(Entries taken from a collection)
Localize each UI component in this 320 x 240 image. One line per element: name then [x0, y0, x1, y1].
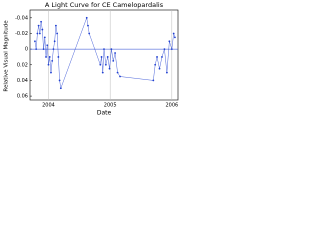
- data-point: [45, 56, 47, 58]
- data-point: [40, 20, 42, 23]
- data-point: [104, 63, 107, 66]
- data-point: [35, 48, 38, 51]
- data-point: [103, 48, 105, 51]
- data-point: [51, 59, 54, 62]
- y-tick-label: 0: [25, 47, 28, 53]
- x-tick-label: 2006: [165, 103, 178, 109]
- data-point: [101, 71, 104, 74]
- y-tick-label: 0.06: [17, 94, 28, 100]
- x-tick-label: 2005: [104, 103, 117, 109]
- data-point: [43, 36, 46, 39]
- data-point: [163, 48, 166, 51]
- chart-title: A Light Curve for CE Camelopardalis: [45, 1, 164, 9]
- data-point: [88, 32, 91, 35]
- data-point: [87, 24, 89, 27]
- data-point: [116, 71, 119, 74]
- data-point: [158, 67, 161, 70]
- data-point: [58, 79, 61, 82]
- y-axis-label: Relative Visual Magnitude: [4, 20, 10, 92]
- data-point: [161, 56, 163, 58]
- data-point: [114, 52, 116, 54]
- data-point: [106, 56, 109, 58]
- data-point: [85, 16, 88, 19]
- data-point: [166, 71, 168, 74]
- data-point: [36, 32, 39, 35]
- plot-frame: [29, 9, 179, 101]
- y-tick-label: -0.02: [15, 31, 28, 37]
- data-point: [112, 59, 115, 62]
- data-point: [42, 48, 45, 51]
- data-point: [57, 56, 60, 58]
- data-point: [174, 36, 176, 39]
- data-point: [50, 71, 52, 74]
- data-point: [156, 56, 158, 58]
- data-point: [170, 48, 173, 51]
- x-tick-label: 2004: [42, 103, 55, 109]
- data-point: [47, 63, 50, 66]
- data-point: [110, 48, 113, 51]
- data-point: [53, 40, 56, 43]
- data-point: [59, 87, 62, 90]
- data-point: [48, 56, 51, 58]
- data-point: [172, 32, 175, 35]
- data-point: [55, 24, 57, 27]
- y-tick-label: 0.04: [17, 78, 28, 84]
- data-point: [168, 40, 171, 43]
- data-point: [152, 79, 155, 82]
- data-point: [56, 32, 59, 35]
- data-point: [46, 44, 49, 47]
- y-tick-label: 0.02: [17, 62, 28, 68]
- data-point: [99, 63, 102, 66]
- y-tick-label: -0.04: [15, 15, 28, 21]
- data-point: [38, 32, 41, 35]
- data-point: [108, 67, 111, 70]
- data-point: [52, 48, 55, 51]
- data-point: [154, 63, 157, 66]
- chart: A Light Curve for CE Camelopardalis Date…: [4, 1, 179, 117]
- data-line: [34, 17, 176, 90]
- data-point: [37, 24, 40, 27]
- data-point: [34, 40, 36, 43]
- x-axis-label: Date: [97, 110, 112, 117]
- data-point: [119, 75, 121, 78]
- data-point: [41, 28, 44, 31]
- data-point: [100, 56, 103, 58]
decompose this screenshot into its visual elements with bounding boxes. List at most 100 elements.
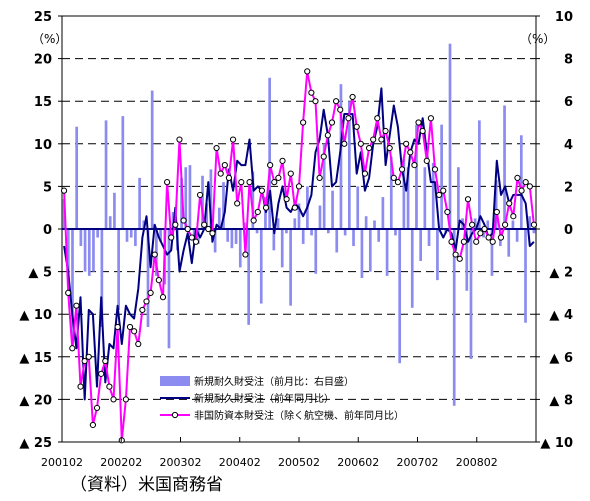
bar xyxy=(377,229,381,242)
capital-goods-marker xyxy=(473,238,480,245)
capital-goods-marker xyxy=(229,136,237,143)
bar xyxy=(96,229,99,238)
left-tick-label: 25 xyxy=(34,10,52,25)
capital-goods-marker xyxy=(485,234,492,241)
bar xyxy=(415,124,418,229)
capital-goods-marker xyxy=(135,340,142,348)
capital-goods-marker xyxy=(365,144,373,152)
x-tick-label: 200302 xyxy=(160,456,202,469)
bar xyxy=(398,229,402,364)
capital-goods-marker xyxy=(415,119,422,126)
legend-label: 非国防資本財受注（除く航空機、前年同月比） xyxy=(194,409,404,422)
bar xyxy=(347,101,351,229)
bar xyxy=(440,124,443,229)
capital-goods-marker xyxy=(168,234,175,241)
x-tick-label: 200702 xyxy=(397,456,439,469)
bar xyxy=(452,229,456,406)
right-tick-label: ▲ 4 xyxy=(549,308,573,323)
legend-bar-swatch xyxy=(160,376,190,386)
left-tick-label: 10 xyxy=(34,138,52,153)
capital-goods-marker xyxy=(262,204,270,211)
capital-goods-marker xyxy=(155,277,162,284)
bar xyxy=(490,229,494,276)
capital-goods-marker xyxy=(217,170,224,177)
capital-goods-marker xyxy=(69,345,76,352)
bar xyxy=(486,220,490,229)
bar xyxy=(264,197,267,229)
capital-goods-marker xyxy=(407,149,414,156)
capital-goods-marker xyxy=(328,119,336,126)
bar-series xyxy=(62,43,536,406)
bar xyxy=(364,216,368,229)
bar xyxy=(368,229,372,272)
bar xyxy=(75,126,79,229)
bar xyxy=(473,218,477,229)
capital-goods-marker xyxy=(172,221,179,228)
capital-goods-marker xyxy=(497,234,505,241)
bar xyxy=(92,229,95,272)
capital-goods-marker xyxy=(370,136,377,143)
bar xyxy=(100,229,104,327)
bar xyxy=(381,197,385,229)
bar xyxy=(410,229,414,308)
capital-goods-marker xyxy=(238,179,245,186)
left-tick-label: ▲ 25 xyxy=(19,436,52,451)
bar xyxy=(117,229,120,310)
bar xyxy=(310,229,313,236)
bar xyxy=(335,229,339,253)
capital-goods-marker xyxy=(386,144,393,152)
bar xyxy=(79,229,83,247)
capital-goods-marker xyxy=(378,136,385,143)
capital-goods-marker xyxy=(143,298,150,305)
source-note: （資料）米国商務省 xyxy=(70,475,223,495)
right-tick-label: ▲ 10 xyxy=(540,436,573,451)
capital-goods-marker xyxy=(390,174,397,181)
bar xyxy=(331,190,334,229)
right-tick-label: 6 xyxy=(564,95,573,110)
capital-goods-marker xyxy=(242,251,249,258)
right-tick-label: 0 xyxy=(564,223,573,238)
capital-goods-marker xyxy=(332,98,340,105)
capital-goods-marker xyxy=(477,230,484,237)
capital-goods-marker xyxy=(205,225,212,233)
bar xyxy=(272,229,276,251)
capital-goods-marker xyxy=(419,127,426,135)
bar xyxy=(339,84,343,229)
bar xyxy=(301,229,305,244)
capital-goods-marker xyxy=(275,174,282,181)
capital-goods-marker xyxy=(188,234,195,241)
capital-goods-marker xyxy=(114,323,121,331)
bar xyxy=(515,229,519,242)
capital-goods-marker xyxy=(374,115,381,122)
capital-goods-marker xyxy=(122,396,129,403)
capital-goods-marker xyxy=(501,221,509,228)
bar xyxy=(402,158,406,229)
capital-goods-marker xyxy=(258,187,266,194)
capital-goods-marker xyxy=(300,119,307,126)
left-tick-label: 5 xyxy=(43,180,52,195)
x-tick-label: 200802 xyxy=(456,456,498,469)
bar xyxy=(343,229,347,236)
right-tick-label: ▲ 2 xyxy=(549,266,573,281)
bar xyxy=(188,165,192,229)
capital-goods-marker xyxy=(287,170,294,177)
bar xyxy=(167,229,171,349)
capital-goods-marker xyxy=(147,289,154,296)
capital-goods-marker xyxy=(295,183,303,190)
bar xyxy=(297,203,301,229)
right-tick-label: 8 xyxy=(564,53,573,68)
capital-goods-marker xyxy=(93,404,101,412)
bar xyxy=(205,203,209,229)
bar xyxy=(108,216,112,229)
bar xyxy=(406,167,410,229)
capital-goods-marker xyxy=(81,357,88,365)
right-tick-label: 2 xyxy=(564,180,573,195)
capital-goods-marker xyxy=(271,179,278,186)
capital-goods-marker xyxy=(291,204,298,211)
right-tick-label: 10 xyxy=(555,10,573,25)
bar xyxy=(352,229,355,247)
capital-goods-marker xyxy=(89,421,97,429)
capital-goods-marker xyxy=(213,144,220,152)
bar xyxy=(293,218,297,229)
bar xyxy=(113,192,116,229)
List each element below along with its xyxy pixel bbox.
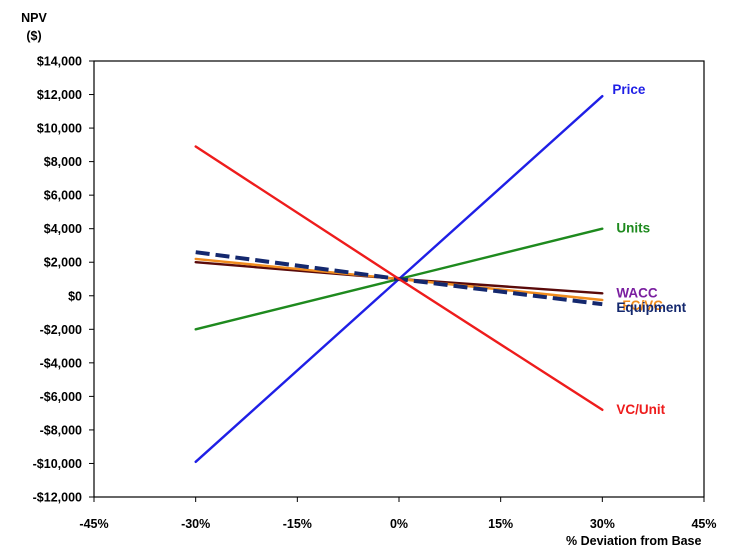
- series-line-vc-unit: [194, 145, 604, 411]
- y-tick-label: -$8,000: [40, 423, 82, 437]
- x-tick-label: -45%: [79, 517, 108, 531]
- y-tick-label: -$10,000: [33, 457, 82, 471]
- y-tick-label: -$6,000: [40, 390, 82, 404]
- series-label-units: Units: [616, 221, 650, 236]
- series-label-equipment: Equipment: [616, 300, 686, 315]
- y-axis-ticks: $14,000 $12,000 $10,000 $8,000 $6,000 $4,000 $…: [33, 55, 94, 505]
- y-tick-label: $4,000: [44, 222, 82, 236]
- x-tick-label: 0%: [390, 517, 408, 531]
- y-tick-label: -$2,000: [40, 323, 82, 337]
- y-tick-label: $6,000: [44, 189, 82, 203]
- y-tick-label: $2,000: [44, 256, 82, 270]
- y-tick-label: $8,000: [44, 155, 82, 169]
- series-label-vc-unit: VC/Unit: [616, 402, 665, 417]
- y-tick-label: -$12,000: [33, 491, 82, 505]
- x-tick-label: 45%: [691, 517, 716, 531]
- y-tick-label: -$4,000: [40, 356, 82, 370]
- x-tick-label: 15%: [488, 517, 513, 531]
- x-tick-label: -15%: [283, 517, 312, 531]
- x-tick-label: 30%: [590, 517, 615, 531]
- series-label-wacc: WACC: [616, 285, 657, 300]
- y-axis-title-line-1: NPV: [21, 11, 47, 25]
- x-tick-label: -30%: [181, 517, 210, 531]
- y-tick-label: $10,000: [37, 122, 82, 136]
- y-tick-label: $0: [68, 289, 82, 303]
- x-axis-title: % Deviation from Base: [566, 534, 702, 548]
- y-axis-title-line-2: ($): [26, 29, 41, 43]
- y-tick-label: $12,000: [37, 88, 82, 102]
- series-label-price: Price: [612, 82, 646, 97]
- series-lines: [194, 94, 604, 463]
- series-label-fc-vc: FC/VC: [622, 298, 663, 313]
- y-tick-label: $14,000: [37, 55, 82, 69]
- x-axis-ticks: -45% -30% -15% 0% 15% 30% 45%: [79, 497, 717, 531]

# Exercise objective
Rewrite the rows starting at the line that contains "bar xyxy=(377,229,381,242)" and ending after the line that contains "capital-goods-marker xyxy=(386,144,393,152)", replacing "capital-goods-marker" with "orders-marker" and leaving everything else unchanged.

# Answer for this exercise
bar xyxy=(377,229,381,242)
orders-marker xyxy=(473,238,480,245)
orders-marker xyxy=(229,136,237,143)
bar xyxy=(96,229,99,238)
left-tick-label: 25 xyxy=(34,10,52,25)
orders-marker xyxy=(485,234,492,241)
bar xyxy=(415,124,418,229)
orders-marker xyxy=(135,340,142,348)
orders-marker xyxy=(365,144,373,152)
x-tick-label: 200302 xyxy=(160,456,202,469)
bar xyxy=(398,229,402,364)
orders-marker xyxy=(415,119,422,126)
legend-label: 非国防資本財受注（除く航空機、前年同月比） xyxy=(194,409,404,422)
bar xyxy=(347,101,351,229)
bar xyxy=(440,124,443,229)
orders-marker xyxy=(168,234,175,241)
x-tick-label: 200702 xyxy=(397,456,439,469)
bar xyxy=(452,229,456,406)
right-tick-label: ▲ 4 xyxy=(549,308,573,323)
legend-bar-swatch xyxy=(160,376,190,386)
left-tick-label: 10 xyxy=(34,138,52,153)
orders-marker xyxy=(262,204,270,211)
orders-marker xyxy=(155,277,162,284)
bar xyxy=(490,229,494,276)
orders-marker xyxy=(217,170,224,177)
orders-marker xyxy=(69,345,76,352)
bar xyxy=(486,220,490,229)
bar xyxy=(264,197,267,229)
orders-marker xyxy=(407,149,414,156)
orders-marker xyxy=(328,119,336,126)
bar-series xyxy=(62,43,536,406)
bar xyxy=(364,216,368,229)
bar xyxy=(368,229,372,272)
bar xyxy=(75,126,79,229)
bar xyxy=(473,218,477,229)
orders-marker xyxy=(172,221,179,228)
orders-marker xyxy=(497,234,505,241)
bar xyxy=(92,229,95,272)
orders-marker xyxy=(370,136,377,143)
bar xyxy=(100,229,104,327)
bar xyxy=(381,197,385,229)
bar xyxy=(410,229,414,308)
orders-marker xyxy=(238,179,245,186)
left-tick-label: ▲ 25 xyxy=(19,436,52,451)
bar xyxy=(117,229,120,310)
bar xyxy=(310,229,313,236)
bar xyxy=(335,229,339,253)
orders-marker xyxy=(386,144,393,152)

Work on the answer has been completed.